Out of the lines in this data, how many include "subtitle"? Give the number and nothing else.

** Start of Supplied data **

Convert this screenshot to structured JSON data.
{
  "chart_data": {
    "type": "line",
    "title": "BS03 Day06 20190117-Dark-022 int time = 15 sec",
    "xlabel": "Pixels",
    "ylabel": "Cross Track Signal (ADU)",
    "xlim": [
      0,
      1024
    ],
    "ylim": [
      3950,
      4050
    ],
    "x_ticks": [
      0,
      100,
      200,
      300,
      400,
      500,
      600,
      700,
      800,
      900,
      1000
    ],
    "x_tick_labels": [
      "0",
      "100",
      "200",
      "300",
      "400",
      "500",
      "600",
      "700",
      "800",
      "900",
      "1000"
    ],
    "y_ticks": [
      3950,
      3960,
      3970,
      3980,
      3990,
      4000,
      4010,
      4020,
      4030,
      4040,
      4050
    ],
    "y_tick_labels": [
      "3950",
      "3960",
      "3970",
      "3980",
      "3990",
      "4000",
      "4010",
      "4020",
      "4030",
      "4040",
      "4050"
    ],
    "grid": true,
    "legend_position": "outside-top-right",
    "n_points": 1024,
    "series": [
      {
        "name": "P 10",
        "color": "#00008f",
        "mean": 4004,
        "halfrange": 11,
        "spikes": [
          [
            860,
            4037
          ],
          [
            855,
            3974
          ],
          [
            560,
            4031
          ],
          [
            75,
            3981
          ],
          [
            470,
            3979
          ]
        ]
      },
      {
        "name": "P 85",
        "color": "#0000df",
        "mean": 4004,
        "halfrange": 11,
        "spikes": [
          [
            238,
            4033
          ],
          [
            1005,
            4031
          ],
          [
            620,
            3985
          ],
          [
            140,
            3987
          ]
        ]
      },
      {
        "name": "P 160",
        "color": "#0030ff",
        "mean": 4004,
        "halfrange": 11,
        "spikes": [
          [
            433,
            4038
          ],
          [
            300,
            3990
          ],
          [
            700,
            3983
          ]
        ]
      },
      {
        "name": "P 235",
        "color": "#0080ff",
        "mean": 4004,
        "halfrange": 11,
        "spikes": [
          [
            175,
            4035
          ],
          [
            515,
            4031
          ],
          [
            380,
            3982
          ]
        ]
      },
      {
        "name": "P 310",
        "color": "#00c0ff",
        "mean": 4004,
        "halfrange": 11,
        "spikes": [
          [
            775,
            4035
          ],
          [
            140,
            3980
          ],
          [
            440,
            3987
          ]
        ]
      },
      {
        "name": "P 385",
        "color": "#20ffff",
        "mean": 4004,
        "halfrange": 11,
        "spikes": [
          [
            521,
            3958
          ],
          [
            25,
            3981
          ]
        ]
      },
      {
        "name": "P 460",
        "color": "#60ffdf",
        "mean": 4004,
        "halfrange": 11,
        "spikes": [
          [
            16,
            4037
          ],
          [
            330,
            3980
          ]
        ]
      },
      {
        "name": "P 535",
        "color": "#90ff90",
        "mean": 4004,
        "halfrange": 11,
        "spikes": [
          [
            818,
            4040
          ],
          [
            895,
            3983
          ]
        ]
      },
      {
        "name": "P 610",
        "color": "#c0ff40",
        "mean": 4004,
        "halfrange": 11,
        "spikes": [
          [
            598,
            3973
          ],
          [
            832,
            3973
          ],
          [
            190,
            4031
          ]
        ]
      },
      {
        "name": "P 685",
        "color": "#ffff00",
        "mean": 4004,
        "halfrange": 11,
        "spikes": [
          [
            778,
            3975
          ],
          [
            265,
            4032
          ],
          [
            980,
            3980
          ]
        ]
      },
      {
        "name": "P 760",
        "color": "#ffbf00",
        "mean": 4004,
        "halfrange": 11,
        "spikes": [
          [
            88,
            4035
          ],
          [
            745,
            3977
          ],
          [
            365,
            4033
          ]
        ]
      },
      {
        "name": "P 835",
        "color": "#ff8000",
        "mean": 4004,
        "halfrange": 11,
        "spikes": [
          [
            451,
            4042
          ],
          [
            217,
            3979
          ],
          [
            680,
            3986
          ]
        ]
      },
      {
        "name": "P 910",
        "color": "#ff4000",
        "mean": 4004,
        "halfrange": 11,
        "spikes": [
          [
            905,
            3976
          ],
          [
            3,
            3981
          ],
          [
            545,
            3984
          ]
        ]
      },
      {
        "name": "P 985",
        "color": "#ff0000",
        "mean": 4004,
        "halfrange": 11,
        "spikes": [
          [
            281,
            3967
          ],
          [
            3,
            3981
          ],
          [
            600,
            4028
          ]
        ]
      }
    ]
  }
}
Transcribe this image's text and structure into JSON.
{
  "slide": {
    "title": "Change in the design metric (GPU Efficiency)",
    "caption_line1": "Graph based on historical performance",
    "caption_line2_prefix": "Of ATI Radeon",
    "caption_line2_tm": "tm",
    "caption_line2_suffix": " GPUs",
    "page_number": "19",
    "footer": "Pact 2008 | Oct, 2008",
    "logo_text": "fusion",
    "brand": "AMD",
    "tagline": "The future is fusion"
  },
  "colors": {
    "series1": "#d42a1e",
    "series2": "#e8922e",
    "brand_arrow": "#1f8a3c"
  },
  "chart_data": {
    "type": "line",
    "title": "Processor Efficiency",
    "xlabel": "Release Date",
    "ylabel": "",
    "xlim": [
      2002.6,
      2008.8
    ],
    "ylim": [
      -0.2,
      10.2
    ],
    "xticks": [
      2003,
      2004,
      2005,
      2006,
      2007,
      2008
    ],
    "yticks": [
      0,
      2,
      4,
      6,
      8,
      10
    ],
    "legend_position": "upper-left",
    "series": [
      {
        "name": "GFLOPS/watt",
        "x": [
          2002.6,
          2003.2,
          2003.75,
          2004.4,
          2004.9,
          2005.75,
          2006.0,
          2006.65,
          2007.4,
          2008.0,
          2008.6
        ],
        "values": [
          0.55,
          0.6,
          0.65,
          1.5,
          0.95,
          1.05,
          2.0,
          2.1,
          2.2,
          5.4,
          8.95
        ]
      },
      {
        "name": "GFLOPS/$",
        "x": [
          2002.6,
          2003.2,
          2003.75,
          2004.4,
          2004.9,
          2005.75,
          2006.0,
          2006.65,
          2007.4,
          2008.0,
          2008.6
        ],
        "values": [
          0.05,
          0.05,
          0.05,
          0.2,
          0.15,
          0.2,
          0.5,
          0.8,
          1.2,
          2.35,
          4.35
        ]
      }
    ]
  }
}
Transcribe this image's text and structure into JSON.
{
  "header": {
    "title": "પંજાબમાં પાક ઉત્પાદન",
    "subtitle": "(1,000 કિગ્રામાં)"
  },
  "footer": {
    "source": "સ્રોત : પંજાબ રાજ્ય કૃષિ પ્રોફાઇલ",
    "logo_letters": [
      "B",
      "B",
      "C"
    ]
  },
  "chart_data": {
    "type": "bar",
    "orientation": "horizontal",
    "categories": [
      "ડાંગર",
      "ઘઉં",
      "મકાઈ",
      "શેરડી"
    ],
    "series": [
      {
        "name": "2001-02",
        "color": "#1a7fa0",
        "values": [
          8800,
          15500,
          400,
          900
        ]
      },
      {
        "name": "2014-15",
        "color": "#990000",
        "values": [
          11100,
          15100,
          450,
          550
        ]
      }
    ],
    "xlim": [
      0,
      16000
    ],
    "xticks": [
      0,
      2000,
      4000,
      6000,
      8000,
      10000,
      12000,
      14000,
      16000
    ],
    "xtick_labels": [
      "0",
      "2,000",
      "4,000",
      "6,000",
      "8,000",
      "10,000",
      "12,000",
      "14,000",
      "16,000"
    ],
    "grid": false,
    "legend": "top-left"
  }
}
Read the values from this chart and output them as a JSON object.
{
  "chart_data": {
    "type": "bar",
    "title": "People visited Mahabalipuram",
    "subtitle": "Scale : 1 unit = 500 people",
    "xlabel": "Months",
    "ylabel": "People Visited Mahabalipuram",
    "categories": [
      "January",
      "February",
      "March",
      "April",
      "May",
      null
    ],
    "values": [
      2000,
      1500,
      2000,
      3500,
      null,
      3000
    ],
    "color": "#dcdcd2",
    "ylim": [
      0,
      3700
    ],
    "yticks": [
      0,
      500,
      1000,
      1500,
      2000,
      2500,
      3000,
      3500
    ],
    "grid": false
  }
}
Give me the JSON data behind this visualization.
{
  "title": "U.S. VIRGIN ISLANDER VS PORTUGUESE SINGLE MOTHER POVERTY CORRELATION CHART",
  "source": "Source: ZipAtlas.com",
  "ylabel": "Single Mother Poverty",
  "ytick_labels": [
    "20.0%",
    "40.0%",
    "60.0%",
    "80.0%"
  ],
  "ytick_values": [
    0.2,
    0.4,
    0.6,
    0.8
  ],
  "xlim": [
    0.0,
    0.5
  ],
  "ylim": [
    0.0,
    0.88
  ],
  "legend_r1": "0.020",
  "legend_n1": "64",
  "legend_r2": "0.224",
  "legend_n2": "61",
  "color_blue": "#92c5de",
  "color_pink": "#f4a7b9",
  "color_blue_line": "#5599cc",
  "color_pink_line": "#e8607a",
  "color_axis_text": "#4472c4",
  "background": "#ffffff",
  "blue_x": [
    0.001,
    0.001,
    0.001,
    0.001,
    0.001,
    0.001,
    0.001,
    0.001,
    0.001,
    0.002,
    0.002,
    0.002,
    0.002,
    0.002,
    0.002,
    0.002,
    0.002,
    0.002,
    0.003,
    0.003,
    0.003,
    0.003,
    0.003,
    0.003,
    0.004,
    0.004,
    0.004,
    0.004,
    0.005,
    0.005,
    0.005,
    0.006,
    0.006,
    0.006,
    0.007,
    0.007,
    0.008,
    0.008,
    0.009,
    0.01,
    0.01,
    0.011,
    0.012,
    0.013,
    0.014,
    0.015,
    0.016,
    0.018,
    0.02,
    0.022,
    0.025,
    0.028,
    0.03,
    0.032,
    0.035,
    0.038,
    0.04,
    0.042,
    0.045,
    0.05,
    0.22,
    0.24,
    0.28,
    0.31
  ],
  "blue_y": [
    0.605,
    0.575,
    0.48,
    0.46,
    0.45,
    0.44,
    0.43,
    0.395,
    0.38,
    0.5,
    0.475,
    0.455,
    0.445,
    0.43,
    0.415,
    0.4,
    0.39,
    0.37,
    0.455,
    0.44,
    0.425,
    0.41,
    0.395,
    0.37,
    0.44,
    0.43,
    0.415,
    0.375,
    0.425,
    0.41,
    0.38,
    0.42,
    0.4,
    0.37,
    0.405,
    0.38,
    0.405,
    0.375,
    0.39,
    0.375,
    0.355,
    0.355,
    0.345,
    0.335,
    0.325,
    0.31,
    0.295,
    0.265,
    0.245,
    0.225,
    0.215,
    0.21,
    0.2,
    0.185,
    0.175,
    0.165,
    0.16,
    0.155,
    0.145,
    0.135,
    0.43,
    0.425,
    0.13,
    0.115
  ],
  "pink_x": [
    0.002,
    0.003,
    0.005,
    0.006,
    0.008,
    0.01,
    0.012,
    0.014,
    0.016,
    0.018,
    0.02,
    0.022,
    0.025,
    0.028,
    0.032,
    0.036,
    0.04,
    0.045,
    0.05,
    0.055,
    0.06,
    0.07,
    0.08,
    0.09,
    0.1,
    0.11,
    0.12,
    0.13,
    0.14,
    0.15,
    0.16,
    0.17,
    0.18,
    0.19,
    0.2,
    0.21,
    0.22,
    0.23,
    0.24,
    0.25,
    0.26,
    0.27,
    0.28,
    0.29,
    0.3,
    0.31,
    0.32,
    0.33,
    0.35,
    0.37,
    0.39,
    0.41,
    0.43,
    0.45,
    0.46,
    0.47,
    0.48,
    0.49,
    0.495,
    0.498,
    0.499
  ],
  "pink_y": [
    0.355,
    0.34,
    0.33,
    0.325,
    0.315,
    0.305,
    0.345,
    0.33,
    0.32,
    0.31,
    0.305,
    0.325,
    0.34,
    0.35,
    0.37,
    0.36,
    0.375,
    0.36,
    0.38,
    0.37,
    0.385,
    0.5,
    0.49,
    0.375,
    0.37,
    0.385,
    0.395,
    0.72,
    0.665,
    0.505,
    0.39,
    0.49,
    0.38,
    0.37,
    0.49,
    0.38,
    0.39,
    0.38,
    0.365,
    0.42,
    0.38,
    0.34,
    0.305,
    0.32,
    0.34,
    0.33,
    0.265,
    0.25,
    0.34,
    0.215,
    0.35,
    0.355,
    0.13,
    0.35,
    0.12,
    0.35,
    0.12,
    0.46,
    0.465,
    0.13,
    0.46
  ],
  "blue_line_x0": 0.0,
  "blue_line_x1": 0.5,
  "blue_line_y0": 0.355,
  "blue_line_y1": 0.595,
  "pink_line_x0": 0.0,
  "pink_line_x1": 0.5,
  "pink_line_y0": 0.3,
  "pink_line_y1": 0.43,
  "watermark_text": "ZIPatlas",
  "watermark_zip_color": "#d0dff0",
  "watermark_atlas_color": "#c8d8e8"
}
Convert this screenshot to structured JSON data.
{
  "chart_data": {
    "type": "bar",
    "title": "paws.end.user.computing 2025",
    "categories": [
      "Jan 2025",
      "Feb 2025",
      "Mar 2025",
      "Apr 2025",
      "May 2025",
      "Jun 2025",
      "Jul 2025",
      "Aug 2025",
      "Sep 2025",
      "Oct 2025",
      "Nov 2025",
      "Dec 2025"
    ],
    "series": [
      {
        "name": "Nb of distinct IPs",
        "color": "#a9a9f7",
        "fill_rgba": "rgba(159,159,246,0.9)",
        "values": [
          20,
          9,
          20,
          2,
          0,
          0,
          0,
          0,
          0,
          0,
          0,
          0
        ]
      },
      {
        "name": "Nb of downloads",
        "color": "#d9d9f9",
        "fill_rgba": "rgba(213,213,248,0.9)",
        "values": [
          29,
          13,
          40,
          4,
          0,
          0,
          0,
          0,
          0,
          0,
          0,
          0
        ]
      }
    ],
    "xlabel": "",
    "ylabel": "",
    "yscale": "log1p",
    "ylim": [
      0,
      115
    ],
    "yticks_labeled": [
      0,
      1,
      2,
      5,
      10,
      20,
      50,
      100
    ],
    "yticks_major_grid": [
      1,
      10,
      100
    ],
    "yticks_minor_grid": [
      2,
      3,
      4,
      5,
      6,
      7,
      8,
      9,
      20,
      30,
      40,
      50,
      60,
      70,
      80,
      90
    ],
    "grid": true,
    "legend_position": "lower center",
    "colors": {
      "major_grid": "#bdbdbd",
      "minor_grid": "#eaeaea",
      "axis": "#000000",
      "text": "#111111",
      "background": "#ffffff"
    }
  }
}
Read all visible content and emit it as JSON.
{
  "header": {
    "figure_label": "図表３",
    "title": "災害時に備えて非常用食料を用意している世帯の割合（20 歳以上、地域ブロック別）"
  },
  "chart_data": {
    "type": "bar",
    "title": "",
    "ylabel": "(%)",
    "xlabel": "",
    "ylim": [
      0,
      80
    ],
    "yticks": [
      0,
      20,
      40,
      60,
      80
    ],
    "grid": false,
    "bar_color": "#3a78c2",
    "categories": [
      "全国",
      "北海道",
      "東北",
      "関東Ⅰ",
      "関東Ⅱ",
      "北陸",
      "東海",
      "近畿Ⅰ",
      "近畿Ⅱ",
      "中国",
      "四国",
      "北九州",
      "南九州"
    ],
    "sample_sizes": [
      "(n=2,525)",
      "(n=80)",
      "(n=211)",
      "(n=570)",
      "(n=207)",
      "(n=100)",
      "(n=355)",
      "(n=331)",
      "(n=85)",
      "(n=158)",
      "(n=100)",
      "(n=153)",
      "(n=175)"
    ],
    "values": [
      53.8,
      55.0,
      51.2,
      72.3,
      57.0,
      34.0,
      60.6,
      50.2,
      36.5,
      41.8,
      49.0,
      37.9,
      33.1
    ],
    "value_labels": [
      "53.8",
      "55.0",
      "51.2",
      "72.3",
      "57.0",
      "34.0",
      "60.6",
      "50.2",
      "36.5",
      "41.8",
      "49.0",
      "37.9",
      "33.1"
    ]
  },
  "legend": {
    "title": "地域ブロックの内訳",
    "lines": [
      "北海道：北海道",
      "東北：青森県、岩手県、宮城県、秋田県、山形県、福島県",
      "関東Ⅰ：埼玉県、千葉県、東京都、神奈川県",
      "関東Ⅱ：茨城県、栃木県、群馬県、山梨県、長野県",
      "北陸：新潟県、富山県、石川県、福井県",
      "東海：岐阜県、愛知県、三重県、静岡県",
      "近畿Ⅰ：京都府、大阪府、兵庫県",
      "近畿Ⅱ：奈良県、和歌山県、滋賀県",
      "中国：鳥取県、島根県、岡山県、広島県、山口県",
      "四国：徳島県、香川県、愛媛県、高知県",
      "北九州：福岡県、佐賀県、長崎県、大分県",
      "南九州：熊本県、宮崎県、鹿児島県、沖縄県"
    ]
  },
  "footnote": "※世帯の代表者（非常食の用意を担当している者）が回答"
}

** End of Supplied data **

→ Task answer
2